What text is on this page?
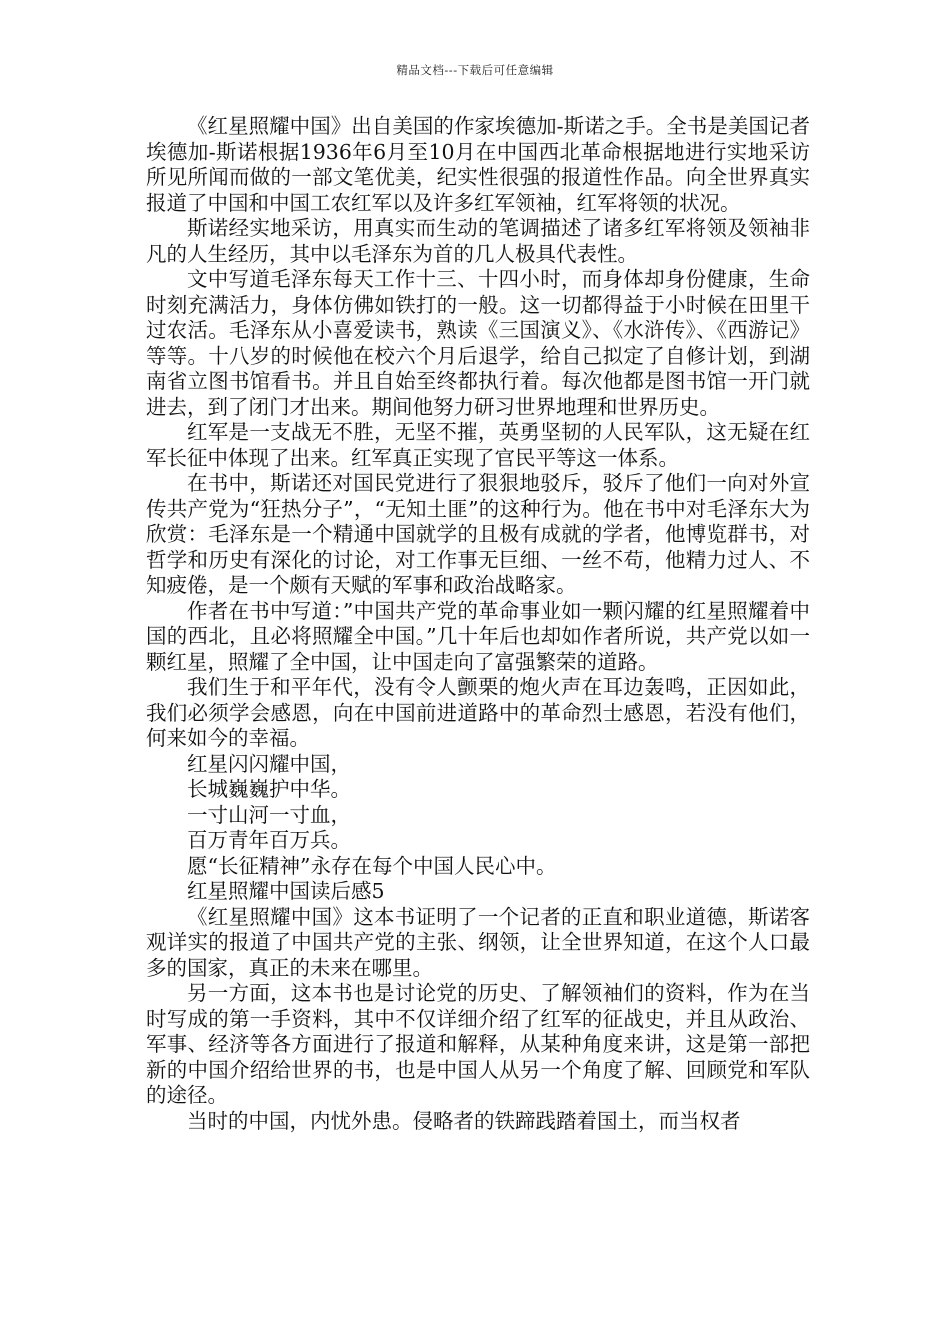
精品文档---下载后可任意编辑

《红星照耀中国》出自美国的作家埃德加-斯诺之手。全书是美国记者埃德加-斯诺根据1936年6月至10月在中国西北革命根据地进行实地采访所见所闻而做的一部文笔优美，纪实性很强的报道性作品。向全世界真实报道了中国和中国工农红军以及许多红军领袖，红军将领的状况。

斯诺经实地采访，用真实而生动的笔调描述了诸多红军将领及领袖非凡的人生经历，其中以毛泽东为首的几人极具代表性。

文中写道毛泽东每天工作十三、十四小时，而身体却身份健康，生命时刻充满活力，身体仿佛如铁打的一般。这一切都得益于小时候在田里干过农活。毛泽东从小喜爱读书，熟读《三国演义》、《水浒传》、《西游记》等等。十八岁的时候他在校六个月后退学，给自己拟定了自修计划，到湖南省立图书馆看书。并且自始至终都执行着。每次他都是图书馆一开门就进去，到了闭门才出来。期间他努力研习世界地理和世界历史。

红军是一支战无不胜，无坚不摧，英勇坚韧的人民军队，这无疑在红军长征中体现了出来。红军真正实现了官民平等这一体系。

在书中，斯诺还对国民党进行了狠狠地驳斥，驳斥了他们一向对外宣传共产党为“狂热分子”，“无知土匪”的这种行为。他在书中对毛泽东大为欣赏：毛泽东是一个精通中国就学的且极有成就的学者，他博览群书，对哲学和历史有深化的讨论，对工作事无巨细、一丝不苟，他精力过人、不知疲倦，是一个颇有天赋的军事和政治战略家。

作者在书中写道：”中国共产党的革命事业如一颗闪耀的红星照耀着中国的西北，且必将照耀全中国。”几十年后也却如作者所说，共产党以如一颗红星，照耀了全中国，让中国走向了富强繁荣的道路。

我们生于和平年代，没有令人颤栗的炮火声在耳边轰鸣，正因如此，我们必须学会感恩，向在中国前进道路中的革命烈士感恩，若没有他们，何来如今的幸福。

红星闪闪耀中国，

长城巍巍护中华。

一寸山河一寸血，

百万青年百万兵。

愿“长征精神”永存在每个中国人民心中。

红星照耀中国读后感5

《红星照耀中国》这本书证明了一个记者的正直和职业道德，斯诺客观详实的报道了中国共产党的主张、纲领，让全世界知道，在这个人口最多的国家，真正的未来在哪里。

另一方面，这本书也是讨论党的历史、了解领袖们的资料，作为在当时写成的第一手资料，其中不仅详细介绍了红军的征战史，并且从政治、军事、经济等各方面进行了报道和解释，从某种角度来讲，这是第一部把新的中国介绍给世界的书，也是中国人从另一个角度了解、回顾党和军队的途径。

当时的中国，内忧外患。侵略者的铁蹄践踏着国土，而当权者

· · ·

What is required: Take the entries shown above and quote them verbatim, passing over the pictures.

Correct result:
What text is on this page?
精品文档---下载后可任意编辑

《红星照耀中国》出自美国的作家埃德加-斯诺之手。全书是美国记者埃德加-斯诺根据1936年6月至10月在中国西北革命根据地进行实地采访所见所闻而做的一部文笔优美，纪实性很强的报道性作品。向全世界真实报道了中国和中国工农红军以及许多红军领袖，红军将领的状况。

斯诺经实地采访，用真实而生动的笔调描述了诸多红军将领及领袖非凡的人生经历，其中以毛泽东为首的几人极具代表性。

文中写道毛泽东每天工作十三、十四小时，而身体却身份健康，生命时刻充满活力，身体仿佛如铁打的一般。这一切都得益于小时候在田里干过农活。毛泽东从小喜爱读书，熟读《三国演义》、《水浒传》、《西游记》等等。十八岁的时候他在校六个月后退学，给自己拟定了自修计划，到湖南省立图书馆看书。并且自始至终都执行着。每次他都是图书馆一开门就进去，到了闭门才出来。期间他努力研习世界地理和世界历史。

红军是一支战无不胜，无坚不摧，英勇坚韧的人民军队，这无疑在红军长征中体现了出来。红军真正实现了官民平等这一体系。

在书中，斯诺还对国民党进行了狠狠地驳斥，驳斥了他们一向对外宣传共产党为“狂热分子”，“无知土匪”的这种行为。他在书中对毛泽东大为欣赏：毛泽东是一个精通中国就学的且极有成就的学者，他博览群书，对哲学和历史有深化的讨论，对工作事无巨细、一丝不苟，他精力过人、不知疲倦，是一个颇有天赋的军事和政治战略家。

作者在书中写道：”中国共产党的革命事业如一颗闪耀的红星照耀着中国的西北，且必将照耀全中国。”几十年后也却如作者所说，共产党以如一颗红星，照耀了全中国，让中国走向了富强繁荣的道路。

我们生于和平年代，没有令人颤栗的炮火声在耳边轰鸣，正因如此，我们必须学会感恩，向在中国前进道路中的革命烈士感恩，若没有他们，何来如今的幸福。

红星闪闪耀中国，

长城巍巍护中华。

一寸山河一寸血，

百万青年百万兵。

愿“长征精神”永存在每个中国人民心中。

红星照耀中国读后感5

《红星照耀中国》这本书证明了一个记者的正直和职业道德，斯诺客观详实的报道了中国共产党的主张、纲领，让全世界知道，在这个人口最多的国家，真正的未来在哪里。

另一方面，这本书也是讨论党的历史、了解领袖们的资料，作为在当时写成的第一手资料，其中不仅详细介绍了红军的征战史，并且从政治、军事、经济等各方面进行了报道和解释，从某种角度来讲，这是第一部把新的中国介绍给世界的书，也是中国人从另一个角度了解、回顾党和军队的途径。

当时的中国，内忧外患。侵略者的铁蹄践踏着国土，而当权者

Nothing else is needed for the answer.